--- MATERIALS PROVIDED ---

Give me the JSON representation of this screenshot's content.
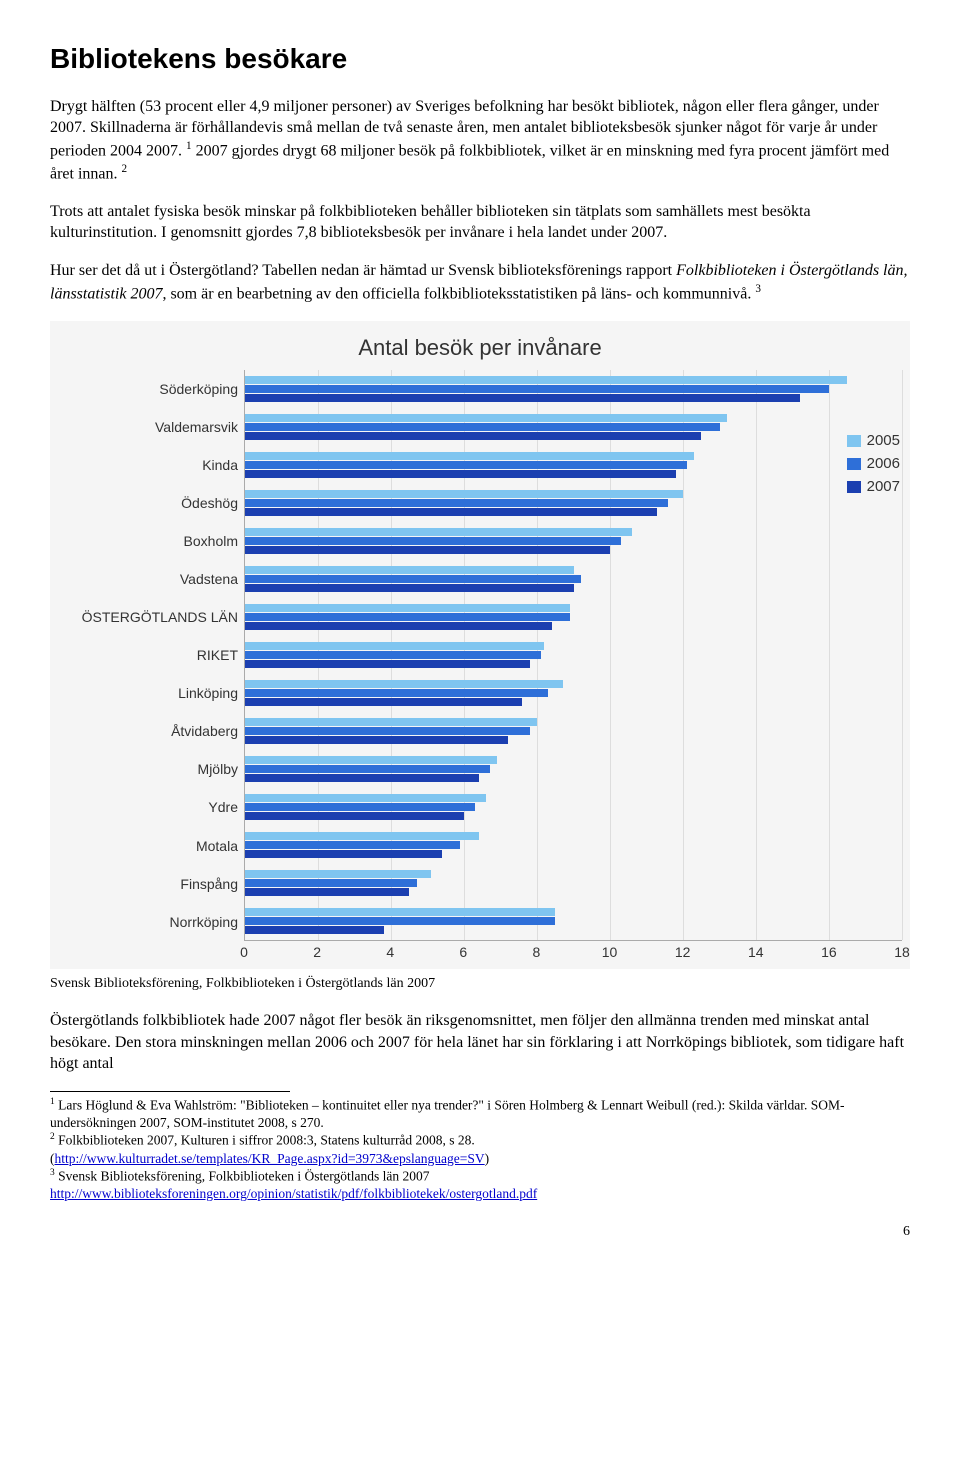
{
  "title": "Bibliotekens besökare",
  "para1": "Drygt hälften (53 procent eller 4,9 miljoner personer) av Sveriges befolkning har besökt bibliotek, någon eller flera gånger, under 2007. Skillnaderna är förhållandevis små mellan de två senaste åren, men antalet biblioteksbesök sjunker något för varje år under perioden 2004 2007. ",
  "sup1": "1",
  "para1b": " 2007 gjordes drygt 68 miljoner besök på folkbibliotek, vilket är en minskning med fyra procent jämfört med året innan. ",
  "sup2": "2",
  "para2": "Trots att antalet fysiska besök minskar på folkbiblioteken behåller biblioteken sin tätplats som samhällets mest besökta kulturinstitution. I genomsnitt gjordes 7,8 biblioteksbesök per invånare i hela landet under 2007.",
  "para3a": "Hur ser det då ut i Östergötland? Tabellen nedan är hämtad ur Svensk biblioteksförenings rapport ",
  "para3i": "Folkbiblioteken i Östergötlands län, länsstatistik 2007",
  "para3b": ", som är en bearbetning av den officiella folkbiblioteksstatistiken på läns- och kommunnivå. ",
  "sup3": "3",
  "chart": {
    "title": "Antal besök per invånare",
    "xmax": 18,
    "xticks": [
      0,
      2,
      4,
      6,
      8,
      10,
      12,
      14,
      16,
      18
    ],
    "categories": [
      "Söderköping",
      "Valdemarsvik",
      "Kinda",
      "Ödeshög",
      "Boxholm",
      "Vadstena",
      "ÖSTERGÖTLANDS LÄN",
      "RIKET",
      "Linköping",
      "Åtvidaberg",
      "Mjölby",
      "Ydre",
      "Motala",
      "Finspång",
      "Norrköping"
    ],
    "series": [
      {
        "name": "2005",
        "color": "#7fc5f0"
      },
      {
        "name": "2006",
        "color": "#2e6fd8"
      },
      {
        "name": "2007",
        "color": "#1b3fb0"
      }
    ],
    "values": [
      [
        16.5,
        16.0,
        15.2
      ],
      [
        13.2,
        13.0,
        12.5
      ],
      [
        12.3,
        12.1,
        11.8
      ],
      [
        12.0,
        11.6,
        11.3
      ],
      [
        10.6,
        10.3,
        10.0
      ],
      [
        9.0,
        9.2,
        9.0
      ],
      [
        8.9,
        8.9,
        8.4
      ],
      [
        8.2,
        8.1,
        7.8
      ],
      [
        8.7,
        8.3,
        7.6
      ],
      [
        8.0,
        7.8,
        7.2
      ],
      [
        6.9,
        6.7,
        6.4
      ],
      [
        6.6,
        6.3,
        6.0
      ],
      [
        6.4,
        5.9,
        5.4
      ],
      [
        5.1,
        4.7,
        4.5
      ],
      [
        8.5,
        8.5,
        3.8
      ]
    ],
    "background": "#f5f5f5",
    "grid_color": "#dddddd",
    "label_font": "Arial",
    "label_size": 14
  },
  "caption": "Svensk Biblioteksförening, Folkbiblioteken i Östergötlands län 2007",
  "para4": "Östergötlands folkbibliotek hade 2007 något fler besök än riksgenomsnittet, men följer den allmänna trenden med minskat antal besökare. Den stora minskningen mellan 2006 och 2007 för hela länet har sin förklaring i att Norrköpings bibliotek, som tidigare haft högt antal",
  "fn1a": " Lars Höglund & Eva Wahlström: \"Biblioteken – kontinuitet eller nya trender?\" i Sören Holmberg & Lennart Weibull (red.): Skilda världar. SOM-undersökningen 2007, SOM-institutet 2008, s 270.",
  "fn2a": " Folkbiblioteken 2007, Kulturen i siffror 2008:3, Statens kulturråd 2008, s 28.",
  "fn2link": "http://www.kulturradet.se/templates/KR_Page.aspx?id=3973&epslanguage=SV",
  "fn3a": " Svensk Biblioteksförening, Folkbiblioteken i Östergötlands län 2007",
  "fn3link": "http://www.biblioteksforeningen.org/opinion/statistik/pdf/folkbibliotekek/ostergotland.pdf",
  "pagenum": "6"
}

---

### WHAT THE TASK REQUIRES
Please copy out each line in the entries that mentions the string "miljoner".

### PROBLEM SOLUTION
  "para1": "Drygt hälften (53 procent eller 4,9 miljoner personer) av Sveriges befolkning har besökt bibliotek, någon eller flera gånger, under 2007. Skillnaderna är förhållandevis små mellan de två senaste åren, men antalet biblioteksbesök sjunker något för varje år under perioden 2004 2007. ",
  "para1b": " 2007 gjordes drygt 68 miljoner besök på folkbibliotek, vilket är en minskning med fyra procent jämfört med året innan. ",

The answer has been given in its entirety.